What you will do ->
In the material below, find every line with "want" and pull it out.

* start Record list *

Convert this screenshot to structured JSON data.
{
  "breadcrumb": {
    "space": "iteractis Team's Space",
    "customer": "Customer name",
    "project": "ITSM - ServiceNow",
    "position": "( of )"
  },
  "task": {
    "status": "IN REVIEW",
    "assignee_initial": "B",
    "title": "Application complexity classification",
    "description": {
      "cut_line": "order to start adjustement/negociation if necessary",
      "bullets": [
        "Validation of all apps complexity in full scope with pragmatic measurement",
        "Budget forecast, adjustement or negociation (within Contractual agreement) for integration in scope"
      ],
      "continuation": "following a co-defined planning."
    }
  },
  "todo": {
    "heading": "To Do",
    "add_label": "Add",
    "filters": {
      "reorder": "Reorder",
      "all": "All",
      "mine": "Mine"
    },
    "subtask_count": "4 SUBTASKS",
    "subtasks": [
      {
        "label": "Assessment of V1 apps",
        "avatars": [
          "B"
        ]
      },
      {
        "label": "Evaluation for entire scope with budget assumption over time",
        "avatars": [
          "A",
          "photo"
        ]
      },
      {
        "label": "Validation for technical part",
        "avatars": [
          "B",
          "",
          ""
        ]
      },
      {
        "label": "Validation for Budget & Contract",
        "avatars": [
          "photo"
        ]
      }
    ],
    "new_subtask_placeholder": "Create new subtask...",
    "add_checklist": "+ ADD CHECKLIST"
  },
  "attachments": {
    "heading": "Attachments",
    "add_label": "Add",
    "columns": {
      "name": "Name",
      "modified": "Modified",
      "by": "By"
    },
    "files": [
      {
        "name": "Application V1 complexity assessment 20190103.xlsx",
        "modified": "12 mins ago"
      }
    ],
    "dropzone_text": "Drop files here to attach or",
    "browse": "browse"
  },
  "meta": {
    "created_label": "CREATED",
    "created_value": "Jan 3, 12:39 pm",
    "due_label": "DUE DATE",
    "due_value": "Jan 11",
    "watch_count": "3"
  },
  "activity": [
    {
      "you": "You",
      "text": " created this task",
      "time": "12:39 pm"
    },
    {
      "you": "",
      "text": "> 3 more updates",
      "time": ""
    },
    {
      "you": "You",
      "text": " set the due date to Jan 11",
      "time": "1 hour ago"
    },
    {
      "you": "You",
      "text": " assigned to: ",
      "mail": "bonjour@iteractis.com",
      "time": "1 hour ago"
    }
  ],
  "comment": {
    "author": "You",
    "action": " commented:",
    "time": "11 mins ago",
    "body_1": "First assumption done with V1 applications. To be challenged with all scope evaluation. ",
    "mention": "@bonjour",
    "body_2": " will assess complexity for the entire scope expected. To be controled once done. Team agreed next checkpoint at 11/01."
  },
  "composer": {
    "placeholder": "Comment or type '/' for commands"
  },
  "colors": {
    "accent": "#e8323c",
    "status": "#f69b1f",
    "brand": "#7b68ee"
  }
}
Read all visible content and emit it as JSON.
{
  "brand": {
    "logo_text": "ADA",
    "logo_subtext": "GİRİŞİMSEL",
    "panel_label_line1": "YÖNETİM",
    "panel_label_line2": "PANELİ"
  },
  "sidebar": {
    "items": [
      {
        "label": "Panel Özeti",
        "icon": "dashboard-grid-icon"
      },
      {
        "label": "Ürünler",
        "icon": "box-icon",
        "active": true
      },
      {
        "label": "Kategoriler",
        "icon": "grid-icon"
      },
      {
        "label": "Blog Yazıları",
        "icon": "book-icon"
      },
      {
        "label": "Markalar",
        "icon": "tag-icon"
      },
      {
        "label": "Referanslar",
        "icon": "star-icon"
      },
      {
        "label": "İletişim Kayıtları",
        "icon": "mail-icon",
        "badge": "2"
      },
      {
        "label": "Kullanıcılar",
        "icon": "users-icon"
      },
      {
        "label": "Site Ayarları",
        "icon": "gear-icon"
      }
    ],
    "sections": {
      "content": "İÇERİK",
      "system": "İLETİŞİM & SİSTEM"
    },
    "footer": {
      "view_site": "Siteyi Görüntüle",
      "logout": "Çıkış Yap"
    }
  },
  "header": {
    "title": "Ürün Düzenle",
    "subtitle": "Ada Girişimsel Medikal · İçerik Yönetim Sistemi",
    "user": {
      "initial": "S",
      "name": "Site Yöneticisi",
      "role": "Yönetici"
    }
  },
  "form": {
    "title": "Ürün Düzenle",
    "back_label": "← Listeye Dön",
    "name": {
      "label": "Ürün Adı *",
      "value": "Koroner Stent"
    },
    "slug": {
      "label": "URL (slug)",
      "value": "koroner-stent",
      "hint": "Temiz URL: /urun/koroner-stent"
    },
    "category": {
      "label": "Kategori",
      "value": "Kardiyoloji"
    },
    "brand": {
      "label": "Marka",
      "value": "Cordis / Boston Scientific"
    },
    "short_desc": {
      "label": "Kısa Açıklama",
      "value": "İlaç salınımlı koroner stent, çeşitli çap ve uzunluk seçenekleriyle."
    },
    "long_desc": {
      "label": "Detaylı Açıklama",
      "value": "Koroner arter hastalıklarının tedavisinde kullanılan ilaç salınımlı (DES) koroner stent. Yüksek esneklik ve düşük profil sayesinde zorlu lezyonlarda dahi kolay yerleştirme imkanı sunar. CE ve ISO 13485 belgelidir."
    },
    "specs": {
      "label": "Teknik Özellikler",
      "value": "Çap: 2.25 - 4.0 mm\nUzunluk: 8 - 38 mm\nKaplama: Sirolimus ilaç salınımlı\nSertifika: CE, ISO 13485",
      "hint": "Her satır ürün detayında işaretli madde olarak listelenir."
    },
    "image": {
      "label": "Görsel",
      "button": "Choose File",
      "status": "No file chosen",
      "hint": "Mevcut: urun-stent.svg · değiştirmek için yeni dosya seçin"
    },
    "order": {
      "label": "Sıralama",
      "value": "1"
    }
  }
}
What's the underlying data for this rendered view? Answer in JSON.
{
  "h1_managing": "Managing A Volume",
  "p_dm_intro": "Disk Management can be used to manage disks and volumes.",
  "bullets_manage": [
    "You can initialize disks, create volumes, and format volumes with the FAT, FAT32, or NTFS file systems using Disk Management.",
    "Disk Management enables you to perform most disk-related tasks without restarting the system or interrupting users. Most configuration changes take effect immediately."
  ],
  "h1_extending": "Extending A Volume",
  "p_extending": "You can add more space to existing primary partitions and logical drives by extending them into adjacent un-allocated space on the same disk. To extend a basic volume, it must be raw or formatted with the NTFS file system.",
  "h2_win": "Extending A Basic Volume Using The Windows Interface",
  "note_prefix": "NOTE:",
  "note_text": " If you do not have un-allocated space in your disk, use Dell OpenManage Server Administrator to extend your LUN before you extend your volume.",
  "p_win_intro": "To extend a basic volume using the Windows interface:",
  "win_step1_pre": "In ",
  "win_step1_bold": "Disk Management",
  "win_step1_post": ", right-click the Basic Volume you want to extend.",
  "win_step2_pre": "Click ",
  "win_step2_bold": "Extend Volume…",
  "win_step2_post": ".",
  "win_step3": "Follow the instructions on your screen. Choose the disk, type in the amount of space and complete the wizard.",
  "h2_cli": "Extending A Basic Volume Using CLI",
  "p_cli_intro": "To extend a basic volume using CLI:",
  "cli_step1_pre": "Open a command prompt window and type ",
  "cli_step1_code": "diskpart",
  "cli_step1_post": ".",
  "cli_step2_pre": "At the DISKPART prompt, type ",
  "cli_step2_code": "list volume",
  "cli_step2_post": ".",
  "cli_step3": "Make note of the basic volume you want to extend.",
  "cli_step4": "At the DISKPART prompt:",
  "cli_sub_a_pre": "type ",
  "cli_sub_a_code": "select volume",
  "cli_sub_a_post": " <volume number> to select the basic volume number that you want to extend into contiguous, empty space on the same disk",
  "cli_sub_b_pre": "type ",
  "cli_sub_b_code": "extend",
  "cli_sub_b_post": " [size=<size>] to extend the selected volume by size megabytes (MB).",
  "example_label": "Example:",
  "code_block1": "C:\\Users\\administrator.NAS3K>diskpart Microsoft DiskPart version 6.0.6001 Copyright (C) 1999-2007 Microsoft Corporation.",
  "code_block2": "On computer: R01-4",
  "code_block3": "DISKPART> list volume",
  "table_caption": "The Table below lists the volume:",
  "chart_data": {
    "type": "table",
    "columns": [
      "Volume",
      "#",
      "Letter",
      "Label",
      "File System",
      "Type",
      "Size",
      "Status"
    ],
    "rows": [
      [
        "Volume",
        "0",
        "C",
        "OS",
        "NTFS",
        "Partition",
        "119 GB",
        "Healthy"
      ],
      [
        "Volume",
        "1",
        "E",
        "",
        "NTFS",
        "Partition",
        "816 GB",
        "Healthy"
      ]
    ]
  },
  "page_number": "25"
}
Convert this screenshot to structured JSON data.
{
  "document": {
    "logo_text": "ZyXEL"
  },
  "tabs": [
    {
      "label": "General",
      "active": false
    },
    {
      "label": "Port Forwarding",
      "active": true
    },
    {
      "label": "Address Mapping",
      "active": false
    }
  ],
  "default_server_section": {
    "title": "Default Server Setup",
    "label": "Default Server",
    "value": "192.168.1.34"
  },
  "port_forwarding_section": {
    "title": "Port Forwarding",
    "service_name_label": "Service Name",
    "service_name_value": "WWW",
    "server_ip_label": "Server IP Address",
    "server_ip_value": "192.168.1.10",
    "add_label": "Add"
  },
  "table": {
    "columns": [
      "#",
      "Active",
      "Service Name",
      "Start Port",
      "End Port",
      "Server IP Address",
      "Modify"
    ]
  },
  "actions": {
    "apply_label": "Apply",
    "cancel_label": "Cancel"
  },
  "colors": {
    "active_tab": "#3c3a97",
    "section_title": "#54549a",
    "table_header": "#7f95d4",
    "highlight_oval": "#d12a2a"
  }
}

* end Record list *

Answer in full ->
  "win_step1_post": ", right-click the Basic Volume you want to extend.",
  "cli_step3": "Make note of the basic volume you want to extend.",
  "cli_sub_a_post": " <volume number> to select the basic volume number that you want to extend into contiguous, empty space on the same disk",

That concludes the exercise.